*Written problem*:
Pick out all lines of the entries that include the word "tienen" and copy them.

*Supplied records*:
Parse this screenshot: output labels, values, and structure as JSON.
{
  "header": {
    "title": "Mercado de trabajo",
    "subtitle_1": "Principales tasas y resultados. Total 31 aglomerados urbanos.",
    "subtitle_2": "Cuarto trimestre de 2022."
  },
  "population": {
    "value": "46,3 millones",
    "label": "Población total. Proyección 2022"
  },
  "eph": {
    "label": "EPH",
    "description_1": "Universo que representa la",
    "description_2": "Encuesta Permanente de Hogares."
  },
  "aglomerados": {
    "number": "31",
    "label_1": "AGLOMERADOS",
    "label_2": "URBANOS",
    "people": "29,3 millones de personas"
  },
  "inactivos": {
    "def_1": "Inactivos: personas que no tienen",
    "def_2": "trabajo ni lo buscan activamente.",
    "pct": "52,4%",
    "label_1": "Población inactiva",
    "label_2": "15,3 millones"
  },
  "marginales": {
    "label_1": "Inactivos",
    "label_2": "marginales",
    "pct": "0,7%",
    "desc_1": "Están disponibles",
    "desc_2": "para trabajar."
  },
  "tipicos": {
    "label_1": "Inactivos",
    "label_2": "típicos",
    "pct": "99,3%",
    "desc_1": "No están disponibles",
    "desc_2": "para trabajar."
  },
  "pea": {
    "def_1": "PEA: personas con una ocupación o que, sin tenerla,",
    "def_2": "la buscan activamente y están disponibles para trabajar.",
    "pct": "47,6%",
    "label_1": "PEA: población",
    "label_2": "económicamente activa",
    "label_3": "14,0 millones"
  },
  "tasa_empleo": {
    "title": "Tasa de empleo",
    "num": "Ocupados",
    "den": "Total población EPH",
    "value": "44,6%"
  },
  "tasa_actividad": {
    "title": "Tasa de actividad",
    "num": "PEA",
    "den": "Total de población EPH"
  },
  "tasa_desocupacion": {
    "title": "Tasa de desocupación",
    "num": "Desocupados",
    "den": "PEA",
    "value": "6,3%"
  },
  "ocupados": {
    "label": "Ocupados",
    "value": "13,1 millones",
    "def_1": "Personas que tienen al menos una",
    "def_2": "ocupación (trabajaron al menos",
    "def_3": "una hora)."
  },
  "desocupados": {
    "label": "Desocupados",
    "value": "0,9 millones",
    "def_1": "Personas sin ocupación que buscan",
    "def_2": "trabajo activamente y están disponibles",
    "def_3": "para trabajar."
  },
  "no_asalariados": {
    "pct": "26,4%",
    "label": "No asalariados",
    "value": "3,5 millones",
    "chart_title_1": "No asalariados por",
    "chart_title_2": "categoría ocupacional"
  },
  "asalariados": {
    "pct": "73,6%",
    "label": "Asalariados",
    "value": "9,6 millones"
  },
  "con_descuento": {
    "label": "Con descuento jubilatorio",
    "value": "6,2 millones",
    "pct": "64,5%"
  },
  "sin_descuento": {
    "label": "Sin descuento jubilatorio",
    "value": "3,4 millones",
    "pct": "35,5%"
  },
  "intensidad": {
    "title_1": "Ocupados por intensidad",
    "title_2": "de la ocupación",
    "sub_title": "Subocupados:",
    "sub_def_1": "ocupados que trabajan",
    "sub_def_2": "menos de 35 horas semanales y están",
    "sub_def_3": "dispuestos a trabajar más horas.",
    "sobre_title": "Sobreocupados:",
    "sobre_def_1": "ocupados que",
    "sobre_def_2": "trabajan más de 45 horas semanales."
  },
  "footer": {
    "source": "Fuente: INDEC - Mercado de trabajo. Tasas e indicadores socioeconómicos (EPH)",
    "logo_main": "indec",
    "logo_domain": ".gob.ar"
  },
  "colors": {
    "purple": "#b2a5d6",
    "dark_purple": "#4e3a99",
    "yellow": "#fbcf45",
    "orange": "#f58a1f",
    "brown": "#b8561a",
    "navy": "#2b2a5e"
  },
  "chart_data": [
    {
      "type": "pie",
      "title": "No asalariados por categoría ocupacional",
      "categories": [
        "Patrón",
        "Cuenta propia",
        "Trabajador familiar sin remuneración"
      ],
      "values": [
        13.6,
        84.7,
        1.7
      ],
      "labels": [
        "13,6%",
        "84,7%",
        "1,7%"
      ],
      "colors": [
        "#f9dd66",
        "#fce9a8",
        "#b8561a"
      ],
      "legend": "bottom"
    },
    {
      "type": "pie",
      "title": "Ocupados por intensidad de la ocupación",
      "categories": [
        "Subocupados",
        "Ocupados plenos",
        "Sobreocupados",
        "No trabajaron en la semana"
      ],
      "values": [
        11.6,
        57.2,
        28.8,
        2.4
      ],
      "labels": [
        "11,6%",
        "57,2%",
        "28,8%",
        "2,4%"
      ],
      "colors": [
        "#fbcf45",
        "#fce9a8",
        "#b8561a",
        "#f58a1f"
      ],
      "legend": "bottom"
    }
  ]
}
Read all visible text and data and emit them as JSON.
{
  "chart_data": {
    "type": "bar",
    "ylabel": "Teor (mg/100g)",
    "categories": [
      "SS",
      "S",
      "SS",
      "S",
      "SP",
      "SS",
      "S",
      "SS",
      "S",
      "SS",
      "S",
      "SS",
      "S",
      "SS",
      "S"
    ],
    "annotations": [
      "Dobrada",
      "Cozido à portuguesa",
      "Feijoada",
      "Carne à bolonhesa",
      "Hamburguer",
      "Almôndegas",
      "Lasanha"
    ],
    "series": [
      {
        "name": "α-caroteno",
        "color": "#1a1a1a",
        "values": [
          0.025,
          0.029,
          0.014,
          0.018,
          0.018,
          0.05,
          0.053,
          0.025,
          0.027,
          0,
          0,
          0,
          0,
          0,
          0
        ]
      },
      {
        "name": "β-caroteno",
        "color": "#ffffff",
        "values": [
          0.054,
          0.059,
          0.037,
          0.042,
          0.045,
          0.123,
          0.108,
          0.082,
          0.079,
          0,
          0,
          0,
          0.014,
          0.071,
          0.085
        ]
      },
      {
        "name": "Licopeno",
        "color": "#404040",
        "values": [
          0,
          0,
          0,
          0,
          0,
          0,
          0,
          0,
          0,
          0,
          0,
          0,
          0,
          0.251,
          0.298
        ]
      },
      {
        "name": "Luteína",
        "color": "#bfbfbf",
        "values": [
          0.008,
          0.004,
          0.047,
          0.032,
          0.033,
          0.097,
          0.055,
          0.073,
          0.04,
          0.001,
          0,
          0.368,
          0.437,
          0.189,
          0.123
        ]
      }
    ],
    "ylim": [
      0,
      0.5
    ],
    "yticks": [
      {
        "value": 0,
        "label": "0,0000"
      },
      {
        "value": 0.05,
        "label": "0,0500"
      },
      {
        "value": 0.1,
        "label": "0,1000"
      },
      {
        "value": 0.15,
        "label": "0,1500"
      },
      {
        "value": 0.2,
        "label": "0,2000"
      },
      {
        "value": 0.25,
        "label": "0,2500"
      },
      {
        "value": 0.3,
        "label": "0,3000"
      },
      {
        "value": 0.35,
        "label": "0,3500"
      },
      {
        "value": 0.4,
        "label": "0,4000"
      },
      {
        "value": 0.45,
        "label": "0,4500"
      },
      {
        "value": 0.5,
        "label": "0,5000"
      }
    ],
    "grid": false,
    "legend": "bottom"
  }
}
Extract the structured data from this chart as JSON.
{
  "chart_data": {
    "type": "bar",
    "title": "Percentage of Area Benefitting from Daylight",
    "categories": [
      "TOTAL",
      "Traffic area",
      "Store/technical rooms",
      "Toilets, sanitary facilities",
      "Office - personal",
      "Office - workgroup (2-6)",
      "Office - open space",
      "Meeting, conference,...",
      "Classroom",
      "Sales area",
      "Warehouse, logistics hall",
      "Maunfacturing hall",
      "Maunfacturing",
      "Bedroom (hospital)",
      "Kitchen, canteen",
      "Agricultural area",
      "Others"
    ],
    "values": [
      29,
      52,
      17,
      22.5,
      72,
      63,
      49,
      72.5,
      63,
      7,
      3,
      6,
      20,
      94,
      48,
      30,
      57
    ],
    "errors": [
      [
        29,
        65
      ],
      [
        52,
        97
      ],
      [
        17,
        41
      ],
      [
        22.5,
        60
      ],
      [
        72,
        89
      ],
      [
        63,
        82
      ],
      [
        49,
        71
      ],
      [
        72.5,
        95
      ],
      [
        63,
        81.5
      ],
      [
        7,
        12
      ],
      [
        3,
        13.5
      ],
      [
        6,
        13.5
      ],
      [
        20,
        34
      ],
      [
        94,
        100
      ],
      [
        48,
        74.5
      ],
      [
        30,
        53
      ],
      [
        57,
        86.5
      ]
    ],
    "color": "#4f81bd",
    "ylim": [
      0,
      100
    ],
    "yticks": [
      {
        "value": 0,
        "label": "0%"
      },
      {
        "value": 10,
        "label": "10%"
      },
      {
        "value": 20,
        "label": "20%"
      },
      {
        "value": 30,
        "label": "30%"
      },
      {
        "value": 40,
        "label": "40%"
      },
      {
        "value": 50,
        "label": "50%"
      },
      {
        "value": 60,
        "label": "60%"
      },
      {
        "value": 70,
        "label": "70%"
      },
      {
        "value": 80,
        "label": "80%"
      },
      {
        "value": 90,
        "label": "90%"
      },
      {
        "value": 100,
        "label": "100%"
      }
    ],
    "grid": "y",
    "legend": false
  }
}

*Result below*:
    "def_1": "Inactivos: personas que no tienen",
    "def_1": "Personas que tienen al menos una",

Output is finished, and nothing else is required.